** Start of Material for this exercise **
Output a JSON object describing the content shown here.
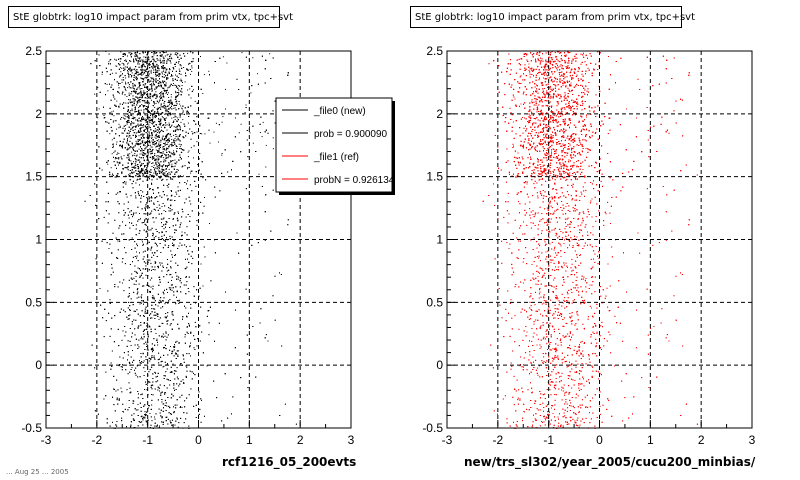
{
  "chart_data": [
    {
      "type": "scatter",
      "title": "StE globtrk: log10 impact param from prim vtx, tpc+svt",
      "xlabel": "rcf1216_05_200evts",
      "ylabel": "",
      "xlim": [
        -3,
        3
      ],
      "ylim": [
        -0.5,
        2.5
      ],
      "xticks": [
        "-3",
        "-2",
        "-1",
        "0",
        "1",
        "2",
        "3"
      ],
      "yticks": [
        "-0.5",
        "0",
        "0.5",
        "1",
        "1.5",
        "2",
        "2.5"
      ],
      "grid": true,
      "color": "#000000",
      "legend": {
        "placement": "top-right",
        "entries": [
          {
            "label": "_file0 (new)",
            "color": "#000000"
          },
          {
            "label": "prob = 0.900090",
            "color": "#000000"
          },
          {
            "label": "_file1 (ref)",
            "color": "#ff0000"
          },
          {
            "label": "probN = 0.926134",
            "color": "#ff0000"
          }
        ]
      },
      "density_bands": [
        {
          "y": [
            1.5,
            2.5
          ],
          "x_center": -0.95,
          "x_spread": 0.55,
          "level": "high"
        },
        {
          "y": [
            -0.5,
            1.5
          ],
          "x_center": -0.85,
          "x_spread": 0.65,
          "level": "low"
        }
      ]
    },
    {
      "type": "scatter",
      "title": "StE globtrk: log10 impact param from prim vtx, tpc+svt",
      "xlabel": "new/trs_sl302/year_2005/cucu200_minbias/",
      "ylabel": "",
      "xlim": [
        -3,
        3
      ],
      "ylim": [
        -0.5,
        2.5
      ],
      "xticks": [
        "-3",
        "-2",
        "-1",
        "0",
        "1",
        "2",
        "3"
      ],
      "yticks": [
        "-0.5",
        "0",
        "0.5",
        "1",
        "1.5",
        "2",
        "2.5"
      ],
      "grid": true,
      "color": "#ff0000",
      "density_bands": [
        {
          "y": [
            1.5,
            2.5
          ],
          "x_center": -0.9,
          "x_spread": 0.6,
          "level": "high"
        },
        {
          "y": [
            -0.5,
            1.5
          ],
          "x_center": -0.8,
          "x_spread": 0.7,
          "level": "low"
        }
      ]
    }
  ],
  "footer": "... Aug 25 ... 2005"
}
** End of Material for this exercise **
▶ _Task goal_
Make an exact copy of the records above, with the pictures left out.

▶ _Result of this exercise_
Output a JSON object describing the content shown here.
{
  "chart_data": [
    {
      "type": "scatter",
      "title": "StE globtrk: log10 impact param from prim vtx, tpc+svt",
      "xlabel": "rcf1216_05_200evts",
      "ylabel": "",
      "xlim": [
        -3,
        3
      ],
      "ylim": [
        -0.5,
        2.5
      ],
      "xticks": [
        "-3",
        "-2",
        "-1",
        "0",
        "1",
        "2",
        "3"
      ],
      "yticks": [
        "-0.5",
        "0",
        "0.5",
        "1",
        "1.5",
        "2",
        "2.5"
      ],
      "grid": true,
      "color": "#000000",
      "legend": {
        "placement": "top-right",
        "entries": [
          {
            "label": "_file0 (new)",
            "color": "#000000"
          },
          {
            "label": "prob = 0.900090",
            "color": "#000000"
          },
          {
            "label": "_file1 (ref)",
            "color": "#ff0000"
          },
          {
            "label": "probN = 0.926134",
            "color": "#ff0000"
          }
        ]
      },
      "density_bands": [
        {
          "y": [
            1.5,
            2.5
          ],
          "x_center": -0.95,
          "x_spread": 0.55,
          "level": "high"
        },
        {
          "y": [
            -0.5,
            1.5
          ],
          "x_center": -0.85,
          "x_spread": 0.65,
          "level": "low"
        }
      ]
    },
    {
      "type": "scatter",
      "title": "StE globtrk: log10 impact param from prim vtx, tpc+svt",
      "xlabel": "new/trs_sl302/year_2005/cucu200_minbias/",
      "ylabel": "",
      "xlim": [
        -3,
        3
      ],
      "ylim": [
        -0.5,
        2.5
      ],
      "xticks": [
        "-3",
        "-2",
        "-1",
        "0",
        "1",
        "2",
        "3"
      ],
      "yticks": [
        "-0.5",
        "0",
        "0.5",
        "1",
        "1.5",
        "2",
        "2.5"
      ],
      "grid": true,
      "color": "#ff0000",
      "density_bands": [
        {
          "y": [
            1.5,
            2.5
          ],
          "x_center": -0.9,
          "x_spread": 0.6,
          "level": "high"
        },
        {
          "y": [
            -0.5,
            1.5
          ],
          "x_center": -0.8,
          "x_spread": 0.7,
          "level": "low"
        }
      ]
    }
  ],
  "footer": "... Aug 25 ... 2005"
}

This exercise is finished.